* Task prompt *
Search the material for the string "PRECAUTIONS" and copy each line where it occurs.

#### Entries ####

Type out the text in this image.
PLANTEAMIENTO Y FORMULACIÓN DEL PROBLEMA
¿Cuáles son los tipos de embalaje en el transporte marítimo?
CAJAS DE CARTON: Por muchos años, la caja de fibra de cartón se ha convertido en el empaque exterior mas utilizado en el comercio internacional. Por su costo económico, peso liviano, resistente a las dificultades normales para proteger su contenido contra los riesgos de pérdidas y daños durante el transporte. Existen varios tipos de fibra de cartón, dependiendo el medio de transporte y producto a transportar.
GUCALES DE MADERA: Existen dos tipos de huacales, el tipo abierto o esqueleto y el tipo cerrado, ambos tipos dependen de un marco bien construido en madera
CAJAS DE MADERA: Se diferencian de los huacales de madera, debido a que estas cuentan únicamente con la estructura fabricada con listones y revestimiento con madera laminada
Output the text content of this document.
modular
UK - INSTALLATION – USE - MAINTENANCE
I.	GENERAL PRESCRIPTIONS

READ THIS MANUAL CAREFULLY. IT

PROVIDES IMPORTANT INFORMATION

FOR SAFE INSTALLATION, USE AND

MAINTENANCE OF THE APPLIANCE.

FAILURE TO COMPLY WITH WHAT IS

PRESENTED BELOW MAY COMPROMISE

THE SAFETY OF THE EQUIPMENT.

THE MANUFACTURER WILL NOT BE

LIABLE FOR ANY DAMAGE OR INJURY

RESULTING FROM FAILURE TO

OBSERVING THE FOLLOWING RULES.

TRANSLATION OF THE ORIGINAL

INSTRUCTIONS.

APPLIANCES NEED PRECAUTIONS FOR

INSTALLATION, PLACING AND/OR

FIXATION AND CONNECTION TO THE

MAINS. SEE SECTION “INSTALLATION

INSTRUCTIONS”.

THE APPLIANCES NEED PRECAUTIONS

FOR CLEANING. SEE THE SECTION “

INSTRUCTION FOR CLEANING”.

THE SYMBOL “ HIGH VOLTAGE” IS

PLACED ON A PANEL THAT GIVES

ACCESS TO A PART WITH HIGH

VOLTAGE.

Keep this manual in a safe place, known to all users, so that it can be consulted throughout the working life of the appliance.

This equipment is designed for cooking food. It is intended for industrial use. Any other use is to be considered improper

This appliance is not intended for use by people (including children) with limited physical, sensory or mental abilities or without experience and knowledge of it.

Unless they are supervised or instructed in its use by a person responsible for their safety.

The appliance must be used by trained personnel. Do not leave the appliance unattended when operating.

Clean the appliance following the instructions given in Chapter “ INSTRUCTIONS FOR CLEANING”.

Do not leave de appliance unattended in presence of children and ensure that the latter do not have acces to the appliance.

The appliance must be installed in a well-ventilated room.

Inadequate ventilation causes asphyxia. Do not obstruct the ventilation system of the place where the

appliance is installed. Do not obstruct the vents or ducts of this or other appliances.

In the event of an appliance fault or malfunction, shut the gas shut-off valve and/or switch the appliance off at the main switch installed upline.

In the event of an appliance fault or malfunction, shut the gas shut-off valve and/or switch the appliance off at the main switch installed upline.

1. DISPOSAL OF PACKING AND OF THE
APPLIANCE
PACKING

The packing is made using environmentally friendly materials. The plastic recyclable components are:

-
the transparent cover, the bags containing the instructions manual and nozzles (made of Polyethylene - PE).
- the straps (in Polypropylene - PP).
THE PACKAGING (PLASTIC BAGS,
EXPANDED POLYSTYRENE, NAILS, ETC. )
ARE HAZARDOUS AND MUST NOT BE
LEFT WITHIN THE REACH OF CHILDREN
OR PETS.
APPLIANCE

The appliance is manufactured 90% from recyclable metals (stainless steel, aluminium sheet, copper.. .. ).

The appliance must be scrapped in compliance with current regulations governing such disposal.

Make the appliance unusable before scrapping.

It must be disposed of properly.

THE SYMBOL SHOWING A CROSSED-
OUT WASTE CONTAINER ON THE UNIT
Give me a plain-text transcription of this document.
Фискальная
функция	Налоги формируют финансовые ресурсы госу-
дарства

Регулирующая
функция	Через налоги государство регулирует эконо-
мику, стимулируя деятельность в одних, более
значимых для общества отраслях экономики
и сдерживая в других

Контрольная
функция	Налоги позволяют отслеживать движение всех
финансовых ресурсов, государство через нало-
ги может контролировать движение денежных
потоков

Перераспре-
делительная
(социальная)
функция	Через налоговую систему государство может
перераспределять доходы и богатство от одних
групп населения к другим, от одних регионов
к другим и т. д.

####

* Problem solution *
APPLIANCES NEED PRECAUTIONS FOR
THE APPLIANCES NEED PRECAUTIONS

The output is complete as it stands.